* EXERCISE DESCRIPTION:
Search the data below for the string "true". Extract every line that contains it.

* EXERCISE DATA:
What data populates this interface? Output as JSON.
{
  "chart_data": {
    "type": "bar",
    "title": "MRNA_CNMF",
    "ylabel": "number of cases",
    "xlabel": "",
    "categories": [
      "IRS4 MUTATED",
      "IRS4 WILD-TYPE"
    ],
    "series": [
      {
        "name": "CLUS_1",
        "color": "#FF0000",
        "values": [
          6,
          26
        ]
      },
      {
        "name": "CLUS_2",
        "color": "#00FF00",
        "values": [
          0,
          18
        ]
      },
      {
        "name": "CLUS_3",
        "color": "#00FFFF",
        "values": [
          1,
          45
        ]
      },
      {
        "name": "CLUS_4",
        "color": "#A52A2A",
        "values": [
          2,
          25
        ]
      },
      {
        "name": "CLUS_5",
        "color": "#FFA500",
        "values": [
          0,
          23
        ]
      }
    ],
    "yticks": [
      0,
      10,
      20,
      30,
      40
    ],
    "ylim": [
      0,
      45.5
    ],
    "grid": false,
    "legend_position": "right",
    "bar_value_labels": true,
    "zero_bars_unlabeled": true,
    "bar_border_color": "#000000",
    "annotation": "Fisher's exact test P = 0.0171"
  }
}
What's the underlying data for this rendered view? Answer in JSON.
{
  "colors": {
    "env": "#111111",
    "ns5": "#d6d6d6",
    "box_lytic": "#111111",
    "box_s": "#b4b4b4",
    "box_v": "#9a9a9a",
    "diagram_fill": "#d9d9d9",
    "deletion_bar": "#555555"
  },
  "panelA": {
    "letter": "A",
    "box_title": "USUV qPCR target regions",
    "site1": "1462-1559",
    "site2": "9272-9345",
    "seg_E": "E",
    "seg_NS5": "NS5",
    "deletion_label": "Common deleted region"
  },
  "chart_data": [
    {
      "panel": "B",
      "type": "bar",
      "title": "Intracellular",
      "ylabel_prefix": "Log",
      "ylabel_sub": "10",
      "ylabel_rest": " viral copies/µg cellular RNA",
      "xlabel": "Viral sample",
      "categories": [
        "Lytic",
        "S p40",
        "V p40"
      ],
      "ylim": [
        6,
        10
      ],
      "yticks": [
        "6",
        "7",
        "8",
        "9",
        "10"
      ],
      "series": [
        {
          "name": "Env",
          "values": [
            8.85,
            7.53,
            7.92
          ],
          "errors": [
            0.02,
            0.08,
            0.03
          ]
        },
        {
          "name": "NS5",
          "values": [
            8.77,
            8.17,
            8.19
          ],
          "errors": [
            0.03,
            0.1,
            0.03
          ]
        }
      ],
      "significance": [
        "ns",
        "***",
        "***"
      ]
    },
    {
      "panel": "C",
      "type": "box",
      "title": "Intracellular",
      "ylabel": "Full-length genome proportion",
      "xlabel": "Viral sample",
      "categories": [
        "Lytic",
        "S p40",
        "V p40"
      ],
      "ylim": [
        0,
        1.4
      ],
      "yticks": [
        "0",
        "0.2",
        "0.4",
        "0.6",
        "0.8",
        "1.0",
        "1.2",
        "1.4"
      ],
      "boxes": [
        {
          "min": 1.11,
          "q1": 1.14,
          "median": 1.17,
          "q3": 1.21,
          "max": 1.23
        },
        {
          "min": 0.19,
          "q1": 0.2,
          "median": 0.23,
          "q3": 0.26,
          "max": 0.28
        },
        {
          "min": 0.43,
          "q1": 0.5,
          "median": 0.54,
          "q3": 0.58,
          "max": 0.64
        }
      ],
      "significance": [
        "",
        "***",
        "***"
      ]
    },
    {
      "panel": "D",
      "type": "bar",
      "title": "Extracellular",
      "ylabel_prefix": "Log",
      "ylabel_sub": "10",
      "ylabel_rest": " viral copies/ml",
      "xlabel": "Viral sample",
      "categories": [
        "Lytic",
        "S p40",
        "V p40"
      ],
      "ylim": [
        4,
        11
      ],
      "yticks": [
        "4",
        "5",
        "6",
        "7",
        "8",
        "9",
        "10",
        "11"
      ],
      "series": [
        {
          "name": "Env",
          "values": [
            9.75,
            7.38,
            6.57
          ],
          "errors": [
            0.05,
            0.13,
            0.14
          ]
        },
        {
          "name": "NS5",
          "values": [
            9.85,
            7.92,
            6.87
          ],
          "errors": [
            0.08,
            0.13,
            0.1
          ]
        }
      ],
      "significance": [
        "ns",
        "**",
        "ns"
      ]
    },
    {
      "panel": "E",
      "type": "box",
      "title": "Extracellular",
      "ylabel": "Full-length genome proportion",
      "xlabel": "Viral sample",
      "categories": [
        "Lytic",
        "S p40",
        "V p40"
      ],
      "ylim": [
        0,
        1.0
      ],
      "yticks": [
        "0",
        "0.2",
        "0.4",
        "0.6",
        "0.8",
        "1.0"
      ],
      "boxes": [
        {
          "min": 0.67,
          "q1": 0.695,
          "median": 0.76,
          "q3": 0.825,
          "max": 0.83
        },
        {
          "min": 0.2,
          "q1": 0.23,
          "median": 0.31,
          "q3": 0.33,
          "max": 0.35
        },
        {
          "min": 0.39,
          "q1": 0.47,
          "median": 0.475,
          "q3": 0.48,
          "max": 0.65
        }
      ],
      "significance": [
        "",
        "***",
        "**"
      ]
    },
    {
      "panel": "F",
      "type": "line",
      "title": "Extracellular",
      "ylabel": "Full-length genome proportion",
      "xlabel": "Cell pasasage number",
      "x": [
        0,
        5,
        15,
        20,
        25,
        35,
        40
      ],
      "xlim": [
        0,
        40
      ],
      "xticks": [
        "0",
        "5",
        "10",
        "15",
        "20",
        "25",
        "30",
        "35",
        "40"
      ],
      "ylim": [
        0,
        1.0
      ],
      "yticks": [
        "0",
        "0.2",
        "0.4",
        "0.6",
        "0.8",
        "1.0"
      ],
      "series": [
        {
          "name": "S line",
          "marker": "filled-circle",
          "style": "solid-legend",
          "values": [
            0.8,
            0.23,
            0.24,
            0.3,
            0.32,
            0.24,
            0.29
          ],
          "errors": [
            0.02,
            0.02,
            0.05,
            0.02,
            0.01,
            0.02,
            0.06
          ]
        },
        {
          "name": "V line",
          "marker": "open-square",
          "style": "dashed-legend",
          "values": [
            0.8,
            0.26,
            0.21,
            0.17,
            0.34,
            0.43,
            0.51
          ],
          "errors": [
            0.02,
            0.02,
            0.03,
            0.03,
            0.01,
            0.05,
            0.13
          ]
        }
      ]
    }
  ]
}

* TASK RESPONSE:
    "bar_value_labels": true,
    "zero_bars_unlabeled": true,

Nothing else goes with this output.